→ **Directions**: Write out the material again exactly, please, and omit the pictures.

→ **Records for the exercise**:

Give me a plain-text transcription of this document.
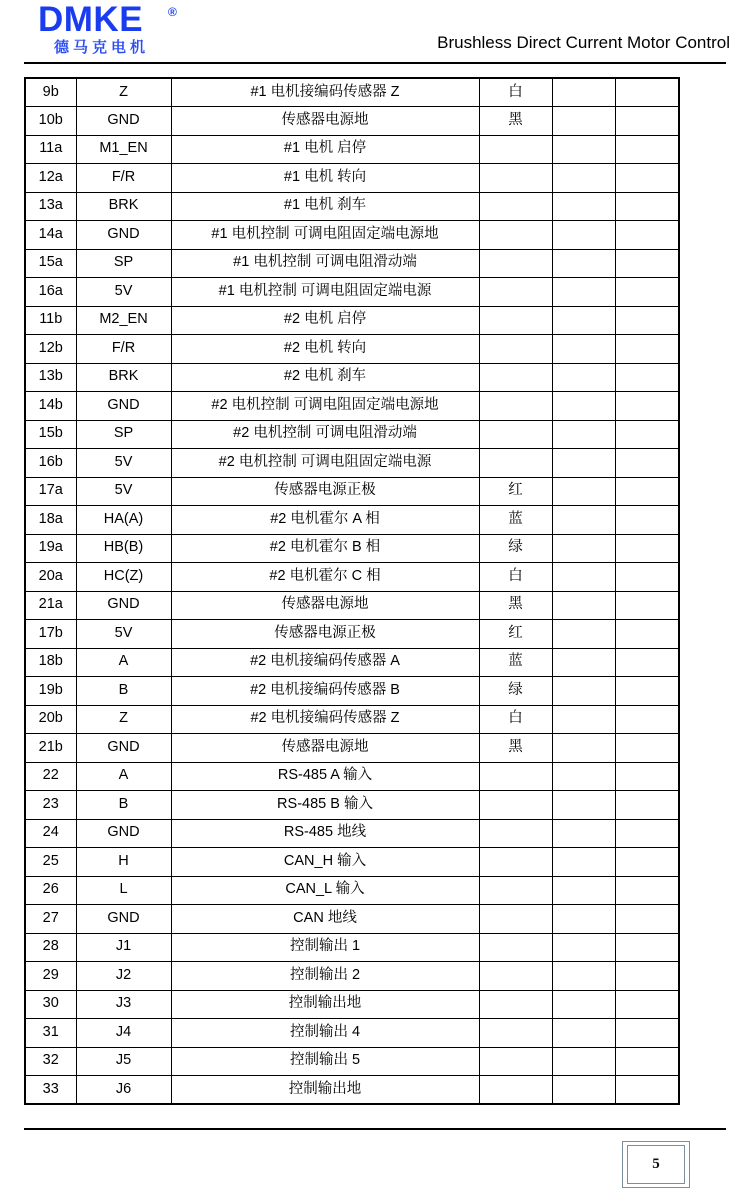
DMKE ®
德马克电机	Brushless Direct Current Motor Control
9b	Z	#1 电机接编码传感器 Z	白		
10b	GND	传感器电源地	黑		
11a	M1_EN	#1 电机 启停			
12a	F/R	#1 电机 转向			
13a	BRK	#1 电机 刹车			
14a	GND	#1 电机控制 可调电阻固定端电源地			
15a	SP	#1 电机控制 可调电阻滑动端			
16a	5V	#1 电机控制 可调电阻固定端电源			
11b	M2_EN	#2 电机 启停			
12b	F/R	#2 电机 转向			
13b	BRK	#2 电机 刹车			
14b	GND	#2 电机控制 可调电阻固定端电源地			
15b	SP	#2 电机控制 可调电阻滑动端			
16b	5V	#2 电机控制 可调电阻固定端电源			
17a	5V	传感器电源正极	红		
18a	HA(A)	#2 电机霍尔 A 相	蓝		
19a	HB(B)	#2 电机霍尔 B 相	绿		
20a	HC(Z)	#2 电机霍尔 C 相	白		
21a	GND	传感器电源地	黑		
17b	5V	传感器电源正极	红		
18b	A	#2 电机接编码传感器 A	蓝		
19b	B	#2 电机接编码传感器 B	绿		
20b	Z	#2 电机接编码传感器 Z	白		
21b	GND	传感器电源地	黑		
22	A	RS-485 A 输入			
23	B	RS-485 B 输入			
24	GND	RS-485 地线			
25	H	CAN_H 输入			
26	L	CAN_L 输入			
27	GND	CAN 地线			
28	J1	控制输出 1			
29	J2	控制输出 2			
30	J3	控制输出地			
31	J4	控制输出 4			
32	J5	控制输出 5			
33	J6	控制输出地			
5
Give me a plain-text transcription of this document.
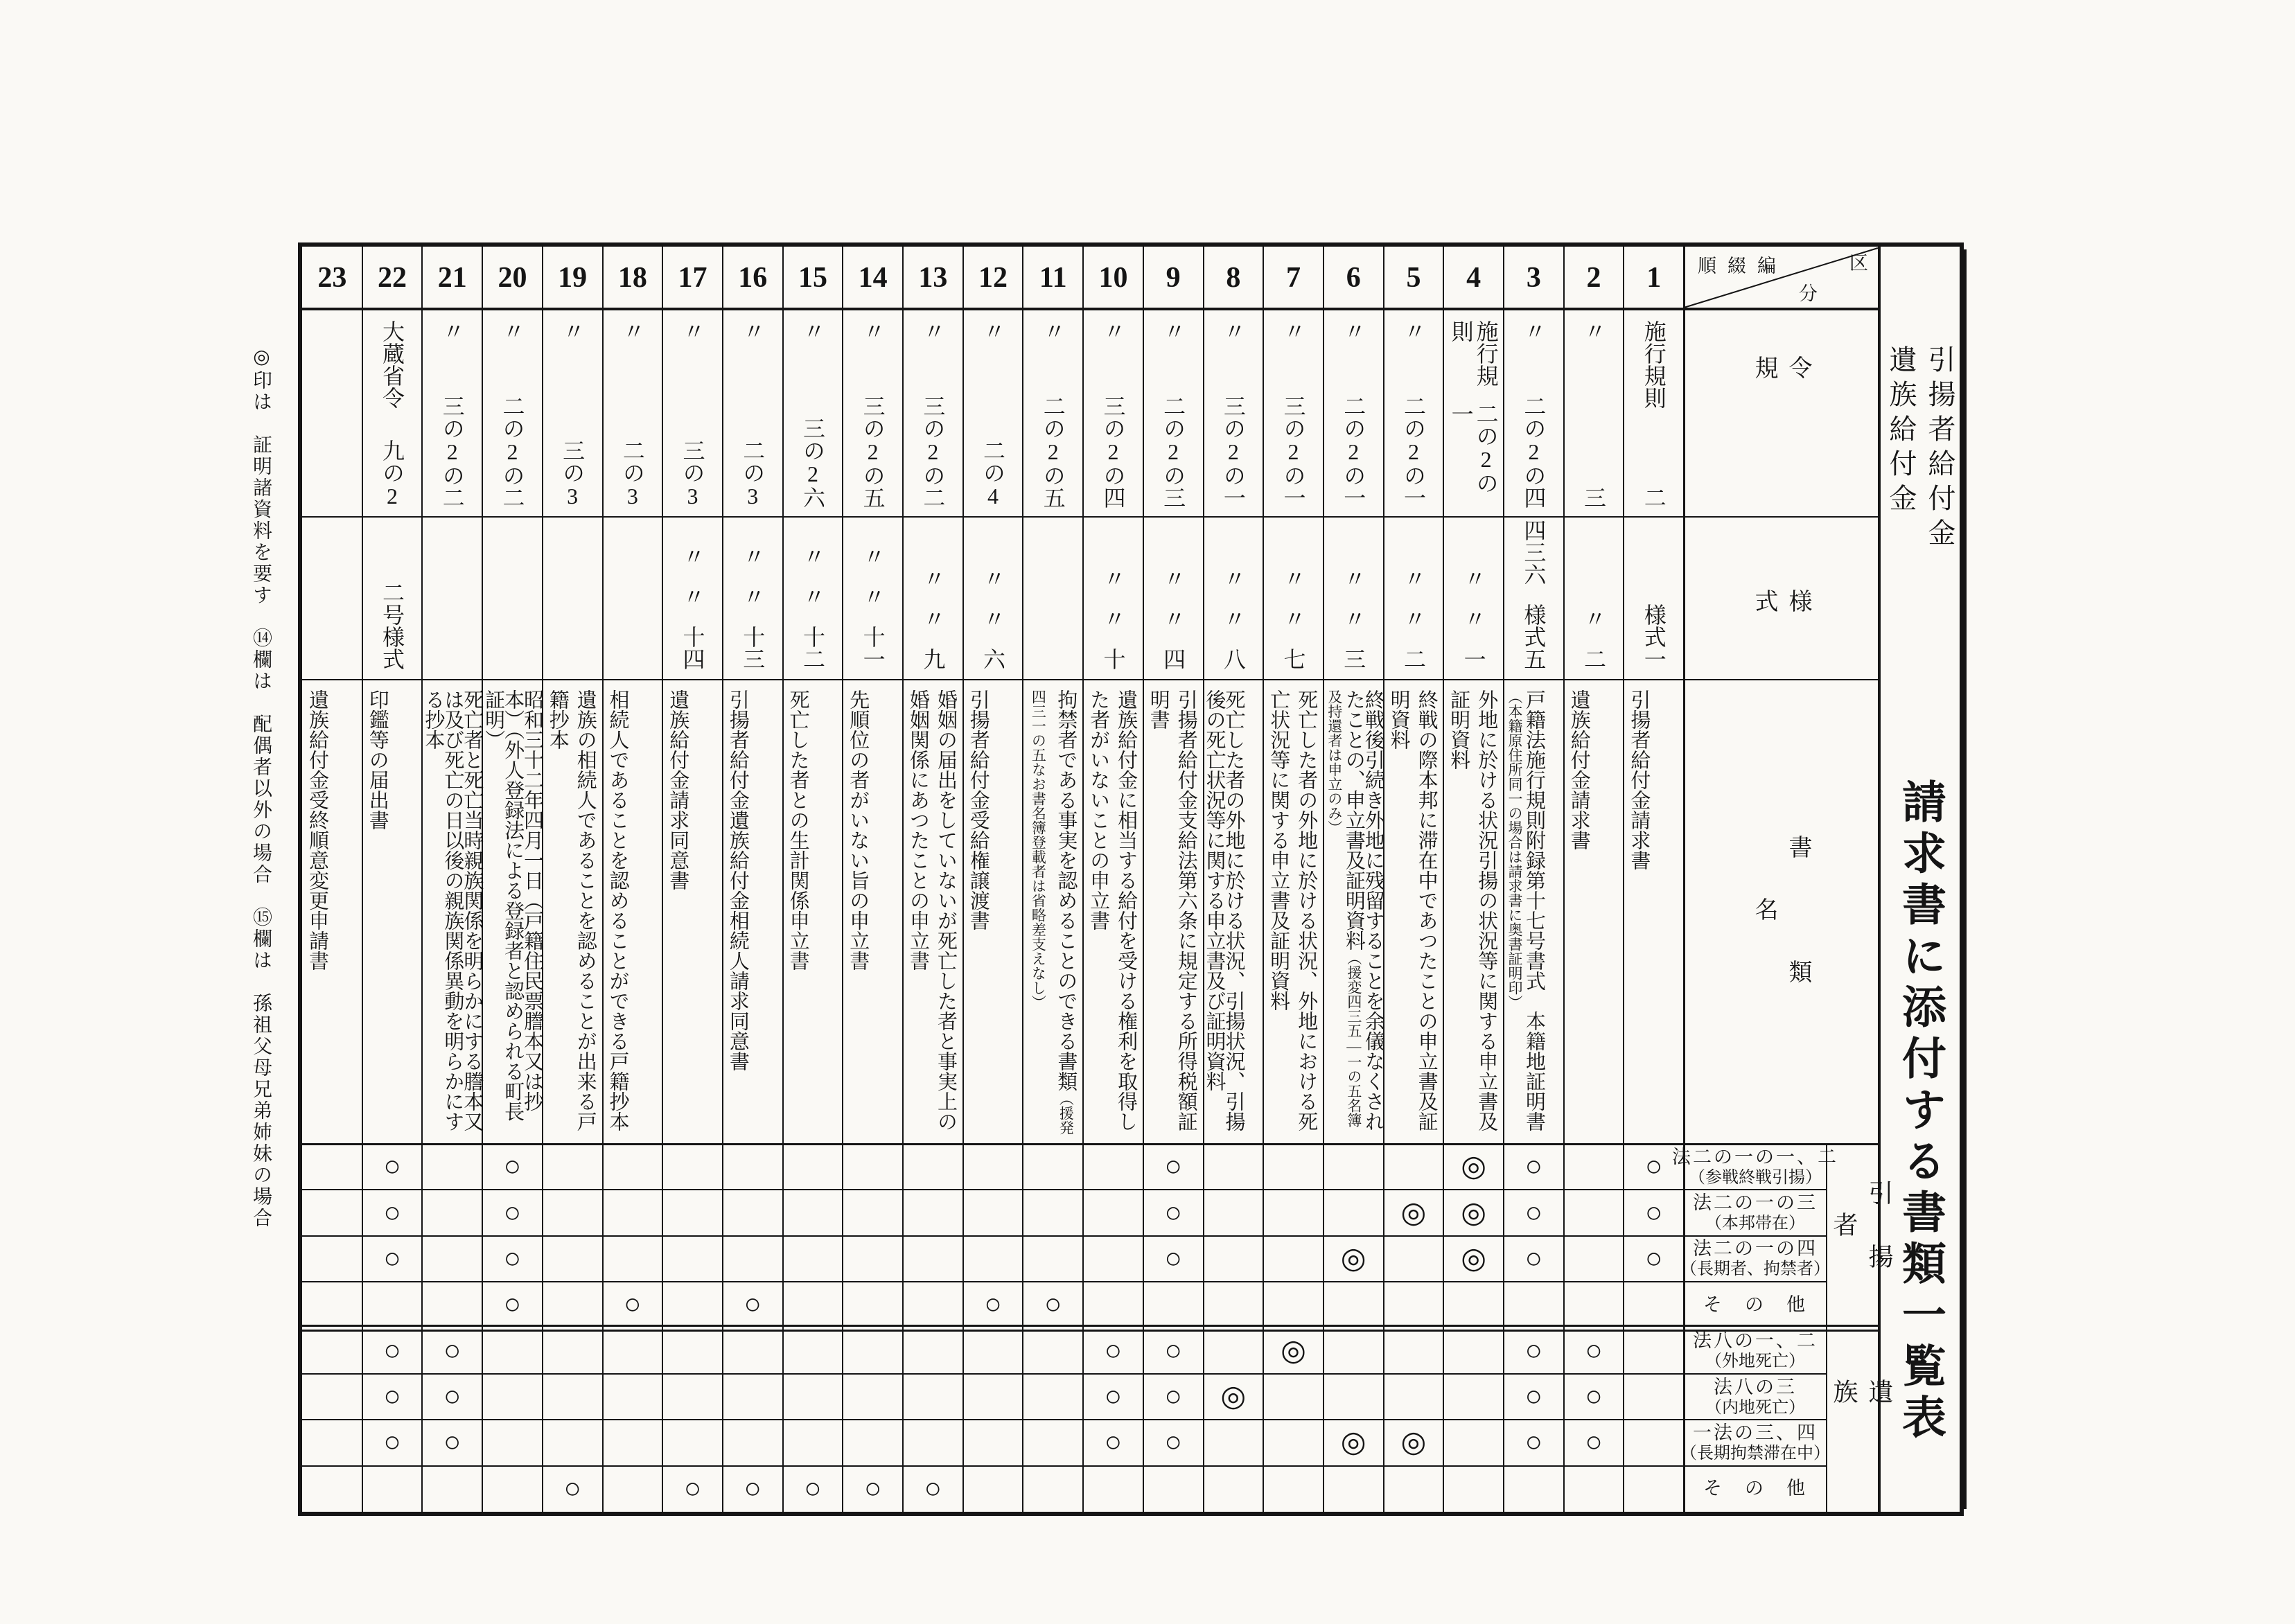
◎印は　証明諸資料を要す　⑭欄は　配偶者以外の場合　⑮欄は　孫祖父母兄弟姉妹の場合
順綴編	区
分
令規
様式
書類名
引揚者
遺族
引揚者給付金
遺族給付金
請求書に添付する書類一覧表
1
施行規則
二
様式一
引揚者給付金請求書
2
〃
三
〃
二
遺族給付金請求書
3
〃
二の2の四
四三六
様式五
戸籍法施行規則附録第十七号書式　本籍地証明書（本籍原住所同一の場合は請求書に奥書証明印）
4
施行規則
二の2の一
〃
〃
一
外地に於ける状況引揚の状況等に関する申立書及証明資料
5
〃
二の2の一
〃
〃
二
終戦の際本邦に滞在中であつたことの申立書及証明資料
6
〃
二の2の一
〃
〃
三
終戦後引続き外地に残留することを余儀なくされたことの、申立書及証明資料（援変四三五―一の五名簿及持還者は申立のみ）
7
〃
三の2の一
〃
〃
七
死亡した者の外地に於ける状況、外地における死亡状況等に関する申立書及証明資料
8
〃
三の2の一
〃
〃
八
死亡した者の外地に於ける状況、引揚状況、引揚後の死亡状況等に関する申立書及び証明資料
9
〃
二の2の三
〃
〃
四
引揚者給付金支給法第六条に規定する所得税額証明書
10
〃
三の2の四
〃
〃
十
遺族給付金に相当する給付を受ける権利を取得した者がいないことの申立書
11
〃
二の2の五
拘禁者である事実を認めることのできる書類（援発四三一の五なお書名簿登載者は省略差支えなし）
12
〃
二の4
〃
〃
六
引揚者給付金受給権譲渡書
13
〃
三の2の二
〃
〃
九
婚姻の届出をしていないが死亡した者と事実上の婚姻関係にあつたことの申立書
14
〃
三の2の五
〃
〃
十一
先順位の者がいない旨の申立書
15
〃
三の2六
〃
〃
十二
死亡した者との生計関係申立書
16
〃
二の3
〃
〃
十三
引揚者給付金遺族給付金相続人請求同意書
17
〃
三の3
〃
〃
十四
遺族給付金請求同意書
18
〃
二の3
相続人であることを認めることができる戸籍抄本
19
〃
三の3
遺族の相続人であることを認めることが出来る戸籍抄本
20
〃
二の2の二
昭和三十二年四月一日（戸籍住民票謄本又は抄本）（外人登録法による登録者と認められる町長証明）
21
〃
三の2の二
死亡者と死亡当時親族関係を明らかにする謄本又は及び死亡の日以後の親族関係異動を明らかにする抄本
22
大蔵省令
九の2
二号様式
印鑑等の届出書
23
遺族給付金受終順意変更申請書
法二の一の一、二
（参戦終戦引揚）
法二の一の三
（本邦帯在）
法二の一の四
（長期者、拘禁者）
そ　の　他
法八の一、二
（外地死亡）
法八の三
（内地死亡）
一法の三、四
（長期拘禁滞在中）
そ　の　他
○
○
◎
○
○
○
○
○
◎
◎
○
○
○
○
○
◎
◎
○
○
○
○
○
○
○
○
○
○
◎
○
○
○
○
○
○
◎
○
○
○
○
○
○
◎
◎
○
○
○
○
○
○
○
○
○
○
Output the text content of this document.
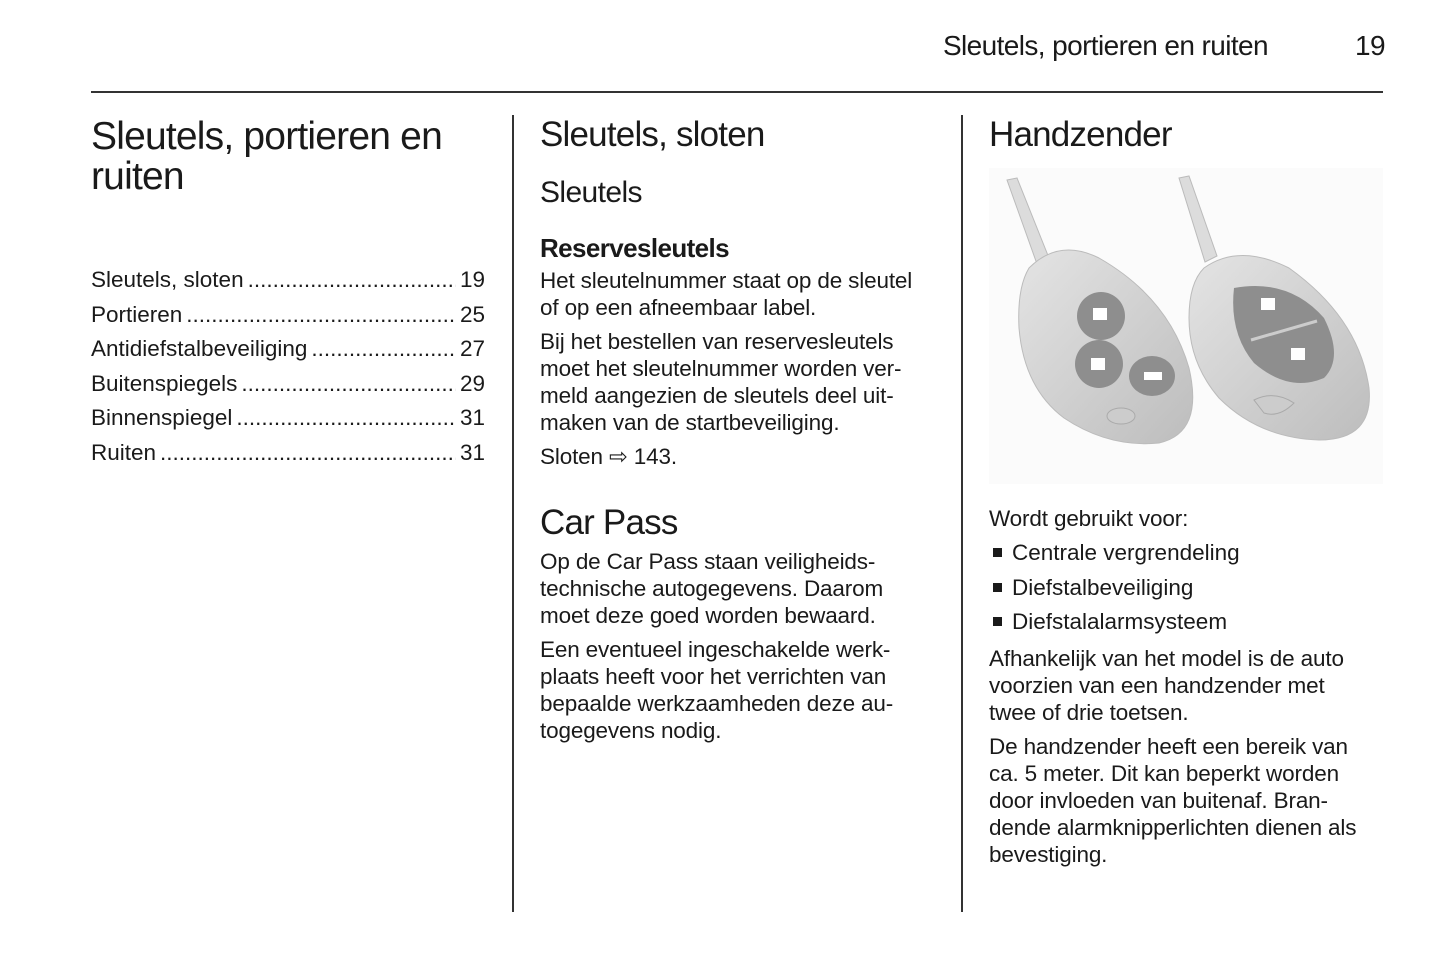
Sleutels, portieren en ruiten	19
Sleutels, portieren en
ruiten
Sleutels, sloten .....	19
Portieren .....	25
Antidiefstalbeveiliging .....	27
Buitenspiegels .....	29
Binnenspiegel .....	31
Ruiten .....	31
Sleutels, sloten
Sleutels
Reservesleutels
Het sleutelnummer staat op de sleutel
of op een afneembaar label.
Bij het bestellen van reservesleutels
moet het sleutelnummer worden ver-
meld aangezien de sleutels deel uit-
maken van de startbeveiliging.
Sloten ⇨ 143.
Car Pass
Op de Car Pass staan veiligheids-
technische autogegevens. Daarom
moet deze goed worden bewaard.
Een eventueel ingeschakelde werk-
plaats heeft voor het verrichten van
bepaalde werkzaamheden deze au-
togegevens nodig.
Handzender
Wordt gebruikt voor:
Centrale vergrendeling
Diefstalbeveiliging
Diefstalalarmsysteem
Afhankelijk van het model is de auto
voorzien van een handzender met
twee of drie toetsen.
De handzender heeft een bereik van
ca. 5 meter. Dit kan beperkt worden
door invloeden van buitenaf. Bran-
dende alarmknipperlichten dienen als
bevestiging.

→ **Task solution**:
Give me a plain-text transcription of this document.
DMKE ®
德马克电机	Brushless Direct Current Motor Control
9b	Z	#1 电机接编码传感器 Z	白		
10b	GND	传感器电源地	黑		
11a	M1_EN	#1 电机 启停			
12a	F/R	#1 电机 转向			
13a	BRK	#1 电机 刹车			
14a	GND	#1 电机控制 可调电阻固定端电源地			
15a	SP	#1 电机控制 可调电阻滑动端			
16a	5V	#1 电机控制 可调电阻固定端电源			
11b	M2_EN	#2 电机 启停			
12b	F/R	#2 电机 转向			
13b	BRK	#2 电机 刹车			
14b	GND	#2 电机控制 可调电阻固定端电源地			
15b	SP	#2 电机控制 可调电阻滑动端			
16b	5V	#2 电机控制 可调电阻固定端电源			
17a	5V	传感器电源正极	红		
18a	HA(A)	#2 电机霍尔 A 相	蓝		
19a	HB(B)	#2 电机霍尔 B 相	绿		
20a	HC(Z)	#2 电机霍尔 C 相	白		
21a	GND	传感器电源地	黑		
17b	5V	传感器电源正极	红		
18b	A	#2 电机接编码传感器 A	蓝		
19b	B	#2 电机接编码传感器 B	绿		
20b	Z	#2 电机接编码传感器 Z	白		
21b	GND	传感器电源地	黑		
22	A	RS-485 A 输入			
23	B	RS-485 B 输入			
24	GND	RS-485 地线			
25	H	CAN_H 输入			
26	L	CAN_L 输入			
27	GND	CAN 地线			
28	J1	控制输出 1			
29	J2	控制输出 2			
30	J3	控制输出地			
31	J4	控制输出 4			
32	J5	控制输出 5			
33	J6	控制输出地			
5
Give me a plain-text transcription of this document.
◎印は　証明諸資料を要す　⑭欄は　配偶者以外の場合　⑮欄は　孫祖父母兄弟姉妹の場合
順綴編	区
分
令規
様式
書類名
引揚者
遺族
引揚者給付金
遺族給付金
請求書に添付する書類一覧表
1
施行規則
二
様式一
引揚者給付金請求書
2
〃
三
〃
二
遺族給付金請求書
3
〃
二の2の四
四三六
様式五
戸籍法施行規則附録第十七号書式　本籍地証明書（本籍原住所同一の場合は請求書に奥書証明印）
4
施行規則
二の2の一
〃
〃
一
外地に於ける状況引揚の状況等に関する申立書及証明資料
5
〃
二の2の一
〃
〃
二
終戦の際本邦に滞在中であつたことの申立書及証明資料
6
〃
二の2の一
〃
〃
三
終戦後引続き外地に残留することを余儀なくされたことの、申立書及証明資料（援変四三五―一の五名簿及持還者は申立のみ）
7
〃
三の2の一
〃
〃
七
死亡した者の外地に於ける状況、外地における死亡状況等に関する申立書及証明資料
8
〃
三の2の一
〃
〃
八
死亡した者の外地に於ける状況、引揚状況、引揚後の死亡状況等に関する申立書及び証明資料
9
〃
二の2の三
〃
〃
四
引揚者給付金支給法第六条に規定する所得税額証明書
10
〃
三の2の四
〃
〃
十
遺族給付金に相当する給付を受ける権利を取得した者がいないことの申立書
11
〃
二の2の五
拘禁者である事実を認めることのできる書類（援発四三一の五なお書名簿登載者は省略差支えなし）
12
〃
二の4
〃
〃
六
引揚者給付金受給権譲渡書
13
〃
三の2の二
〃
〃
九
婚姻の届出をしていないが死亡した者と事実上の婚姻関係にあつたことの申立書
14
〃
三の2の五
〃
〃
十一
先順位の者がいない旨の申立書
15
〃
三の2六
〃
〃
十二
死亡した者との生計関係申立書
16
〃
二の3
〃
〃
十三
引揚者給付金遺族給付金相続人請求同意書
17
〃
三の3
〃
〃
十四
遺族給付金請求同意書
18
〃
二の3
相続人であることを認めることができる戸籍抄本
19
〃
三の3
遺族の相続人であることを認めることが出来る戸籍抄本
20
〃
二の2の二
昭和三十二年四月一日（戸籍住民票謄本又は抄本）（外人登録法による登録者と認められる町長証明）
21
〃
三の2の二
死亡者と死亡当時親族関係を明らかにする謄本又は及び死亡の日以後の親族関係異動を明らかにする抄本
22
大蔵省令
九の2
二号様式
印鑑等の届出書
23
遺族給付金受終順意変更申請書
法二の一の一、二
（参戦終戦引揚）
法二の一の三
（本邦帯在）
法二の一の四
（長期者、拘禁者）
そ　の　他
法八の一、二
（外地死亡）
法八の三
（内地死亡）
一法の三、四
（長期拘禁滞在中）
そ　の　他
○
○
◎
○
○
○
○
○
◎
◎
○
○
○
○
○
◎
◎
○
○
○
○
○
○
○
○
○
○
◎
○
○
○
○
○
○
◎
○
○
○
○
○
○
◎
◎
○
○
○
○
○
○
○
○
○
○
Output the text content of this document.
Sleutels, portieren en ruiten	19
Sleutels, portieren en
ruiten
Sleutels, sloten .....	19
Portieren .....	25
Antidiefstalbeveiliging .....	27
Buitenspiegels .....	29
Binnenspiegel .....	31
Ruiten .....	31
Sleutels, sloten
Sleutels
Reservesleutels
Het sleutelnummer staat op de sleutel
of op een afneembaar label.
Bij het bestellen van reservesleutels
moet het sleutelnummer worden ver-
meld aangezien de sleutels deel uit-
maken van de startbeveiliging.
Sloten ⇨ 143.
Car Pass
Op de Car Pass staan veiligheids-
technische autogegevens. Daarom
moet deze goed worden bewaard.
Een eventueel ingeschakelde werk-
plaats heeft voor het verrichten van
bepaalde werkzaamheden deze au-
togegevens nodig.
Handzender
Wordt gebruikt voor:
Centrale vergrendeling
Diefstalbeveiliging
Diefstalalarmsysteem
Afhankelijk van het model is de auto
voorzien van een handzender met
twee of drie toetsen.
De handzender heeft een bereik van
ca. 5 meter. Dit kan beperkt worden
door invloeden van buitenaf. Bran-
dende alarmknipperlichten dienen als
bevestiging.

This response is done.